Input records —
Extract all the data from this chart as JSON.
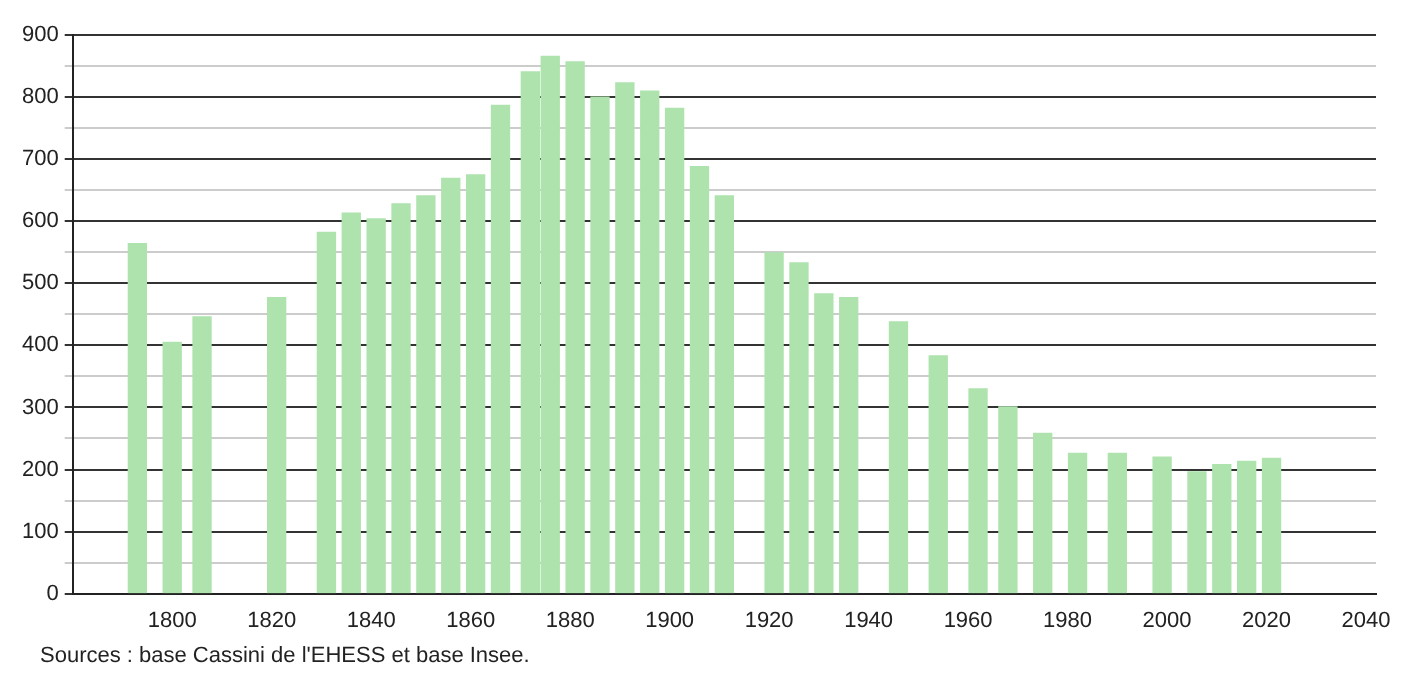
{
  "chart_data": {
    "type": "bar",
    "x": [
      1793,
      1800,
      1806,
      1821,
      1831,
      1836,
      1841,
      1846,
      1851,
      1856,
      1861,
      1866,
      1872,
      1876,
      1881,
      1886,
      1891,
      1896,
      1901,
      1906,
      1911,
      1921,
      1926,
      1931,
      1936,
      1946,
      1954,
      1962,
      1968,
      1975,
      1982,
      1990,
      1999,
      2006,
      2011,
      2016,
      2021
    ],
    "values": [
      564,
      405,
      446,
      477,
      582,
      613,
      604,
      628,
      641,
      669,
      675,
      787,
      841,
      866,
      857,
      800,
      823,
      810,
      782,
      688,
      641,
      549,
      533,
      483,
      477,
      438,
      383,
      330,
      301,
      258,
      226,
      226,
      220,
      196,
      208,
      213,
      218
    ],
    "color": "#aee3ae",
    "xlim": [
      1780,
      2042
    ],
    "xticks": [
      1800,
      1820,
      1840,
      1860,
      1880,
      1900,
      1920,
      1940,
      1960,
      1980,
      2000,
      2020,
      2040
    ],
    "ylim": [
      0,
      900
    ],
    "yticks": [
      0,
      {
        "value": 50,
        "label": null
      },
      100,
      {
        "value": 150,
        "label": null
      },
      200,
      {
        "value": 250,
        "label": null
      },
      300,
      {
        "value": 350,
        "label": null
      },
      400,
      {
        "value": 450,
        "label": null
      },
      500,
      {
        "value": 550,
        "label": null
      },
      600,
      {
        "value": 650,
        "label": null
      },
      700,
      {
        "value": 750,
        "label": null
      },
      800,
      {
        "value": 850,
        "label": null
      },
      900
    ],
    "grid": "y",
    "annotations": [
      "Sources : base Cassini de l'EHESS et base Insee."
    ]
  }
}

Written request —
Keep the pictures out and write out the records exactly.

Output of the task —
Extract all the data from this chart as JSON.
{
  "chart_data": {
    "type": "bar",
    "x": [
      1793,
      1800,
      1806,
      1821,
      1831,
      1836,
      1841,
      1846,
      1851,
      1856,
      1861,
      1866,
      1872,
      1876,
      1881,
      1886,
      1891,
      1896,
      1901,
      1906,
      1911,
      1921,
      1926,
      1931,
      1936,
      1946,
      1954,
      1962,
      1968,
      1975,
      1982,
      1990,
      1999,
      2006,
      2011,
      2016,
      2021
    ],
    "values": [
      564,
      405,
      446,
      477,
      582,
      613,
      604,
      628,
      641,
      669,
      675,
      787,
      841,
      866,
      857,
      800,
      823,
      810,
      782,
      688,
      641,
      549,
      533,
      483,
      477,
      438,
      383,
      330,
      301,
      258,
      226,
      226,
      220,
      196,
      208,
      213,
      218
    ],
    "color": "#aee3ae",
    "xlim": [
      1780,
      2042
    ],
    "xticks": [
      1800,
      1820,
      1840,
      1860,
      1880,
      1900,
      1920,
      1940,
      1960,
      1980,
      2000,
      2020,
      2040
    ],
    "ylim": [
      0,
      900
    ],
    "yticks": [
      0,
      {
        "value": 50,
        "label": null
      },
      100,
      {
        "value": 150,
        "label": null
      },
      200,
      {
        "value": 250,
        "label": null
      },
      300,
      {
        "value": 350,
        "label": null
      },
      400,
      {
        "value": 450,
        "label": null
      },
      500,
      {
        "value": 550,
        "label": null
      },
      600,
      {
        "value": 650,
        "label": null
      },
      700,
      {
        "value": 750,
        "label": null
      },
      800,
      {
        "value": 850,
        "label": null
      },
      900
    ],
    "grid": "y",
    "annotations": [
      "Sources : base Cassini de l'EHESS et base Insee."
    ]
  }
}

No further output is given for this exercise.